(Dataset rows about figures)

-- Start --

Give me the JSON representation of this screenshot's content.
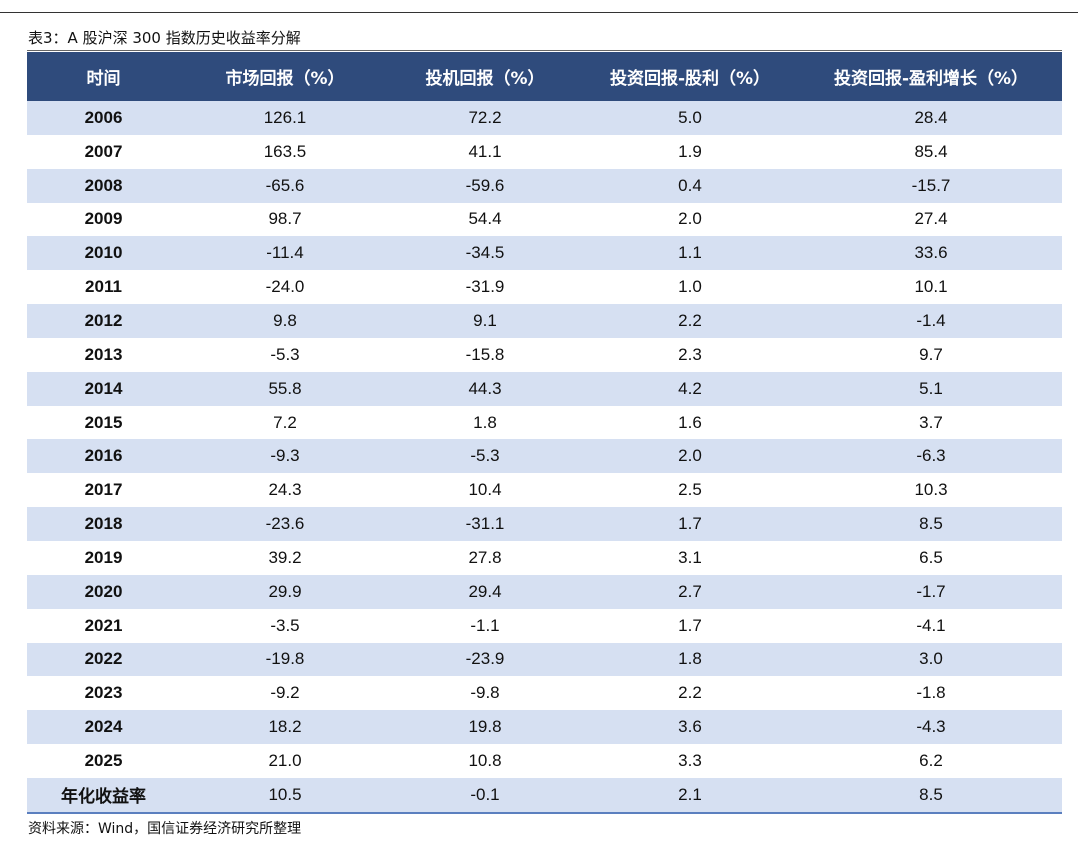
{
  "title": "表3：A 股沪深 300 指数历史收益率分解",
  "table": {
    "header": [
      "时间",
      "市场回报（%）",
      "投机回报（%）",
      "投资回报-股利（%）",
      "投资回报-盈利增长（%）"
    ],
    "rows": [
      [
        "2006",
        "126.1",
        "72.2",
        "5.0",
        "28.4"
      ],
      [
        "2007",
        "163.5",
        "41.1",
        "1.9",
        "85.4"
      ],
      [
        "2008",
        "-65.6",
        "-59.6",
        "0.4",
        "-15.7"
      ],
      [
        "2009",
        "98.7",
        "54.4",
        "2.0",
        "27.4"
      ],
      [
        "2010",
        "-11.4",
        "-34.5",
        "1.1",
        "33.6"
      ],
      [
        "2011",
        "-24.0",
        "-31.9",
        "1.0",
        "10.1"
      ],
      [
        "2012",
        "9.8",
        "9.1",
        "2.2",
        "-1.4"
      ],
      [
        "2013",
        "-5.3",
        "-15.8",
        "2.3",
        "9.7"
      ],
      [
        "2014",
        "55.8",
        "44.3",
        "4.2",
        "5.1"
      ],
      [
        "2015",
        "7.2",
        "1.8",
        "1.6",
        "3.7"
      ],
      [
        "2016",
        "-9.3",
        "-5.3",
        "2.0",
        "-6.3"
      ],
      [
        "2017",
        "24.3",
        "10.4",
        "2.5",
        "10.3"
      ],
      [
        "2018",
        "-23.6",
        "-31.1",
        "1.7",
        "8.5"
      ],
      [
        "2019",
        "39.2",
        "27.8",
        "3.1",
        "6.5"
      ],
      [
        "2020",
        "29.9",
        "29.4",
        "2.7",
        "-1.7"
      ],
      [
        "2021",
        "-3.5",
        "-1.1",
        "1.7",
        "-4.1"
      ],
      [
        "2022",
        "-19.8",
        "-23.9",
        "1.8",
        "3.0"
      ],
      [
        "2023",
        "-9.2",
        "-9.8",
        "2.2",
        "-1.8"
      ],
      [
        "2024",
        "18.2",
        "19.8",
        "3.6",
        "-4.3"
      ],
      [
        "2025",
        "21.0",
        "10.8",
        "3.3",
        "6.2"
      ],
      [
        "年化收益率",
        "10.5",
        "-0.1",
        "2.1",
        "8.5"
      ]
    ]
  },
  "source": "资料来源：Wind，国信证券经济研究所整理"
}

-- End --

▶ Objective: Skip every picture and transcribe the data above exactly.

▶ Written response:
Give me the JSON representation of this screenshot's content.
{
  "title": "表3：A 股沪深 300 指数历史收益率分解",
  "table": {
    "header": [
      "时间",
      "市场回报（%）",
      "投机回报（%）",
      "投资回报-股利（%）",
      "投资回报-盈利增长（%）"
    ],
    "rows": [
      [
        "2006",
        "126.1",
        "72.2",
        "5.0",
        "28.4"
      ],
      [
        "2007",
        "163.5",
        "41.1",
        "1.9",
        "85.4"
      ],
      [
        "2008",
        "-65.6",
        "-59.6",
        "0.4",
        "-15.7"
      ],
      [
        "2009",
        "98.7",
        "54.4",
        "2.0",
        "27.4"
      ],
      [
        "2010",
        "-11.4",
        "-34.5",
        "1.1",
        "33.6"
      ],
      [
        "2011",
        "-24.0",
        "-31.9",
        "1.0",
        "10.1"
      ],
      [
        "2012",
        "9.8",
        "9.1",
        "2.2",
        "-1.4"
      ],
      [
        "2013",
        "-5.3",
        "-15.8",
        "2.3",
        "9.7"
      ],
      [
        "2014",
        "55.8",
        "44.3",
        "4.2",
        "5.1"
      ],
      [
        "2015",
        "7.2",
        "1.8",
        "1.6",
        "3.7"
      ],
      [
        "2016",
        "-9.3",
        "-5.3",
        "2.0",
        "-6.3"
      ],
      [
        "2017",
        "24.3",
        "10.4",
        "2.5",
        "10.3"
      ],
      [
        "2018",
        "-23.6",
        "-31.1",
        "1.7",
        "8.5"
      ],
      [
        "2019",
        "39.2",
        "27.8",
        "3.1",
        "6.5"
      ],
      [
        "2020",
        "29.9",
        "29.4",
        "2.7",
        "-1.7"
      ],
      [
        "2021",
        "-3.5",
        "-1.1",
        "1.7",
        "-4.1"
      ],
      [
        "2022",
        "-19.8",
        "-23.9",
        "1.8",
        "3.0"
      ],
      [
        "2023",
        "-9.2",
        "-9.8",
        "2.2",
        "-1.8"
      ],
      [
        "2024",
        "18.2",
        "19.8",
        "3.6",
        "-4.3"
      ],
      [
        "2025",
        "21.0",
        "10.8",
        "3.3",
        "6.2"
      ],
      [
        "年化收益率",
        "10.5",
        "-0.1",
        "2.1",
        "8.5"
      ]
    ]
  },
  "source": "资料来源：Wind，国信证券经济研究所整理"
}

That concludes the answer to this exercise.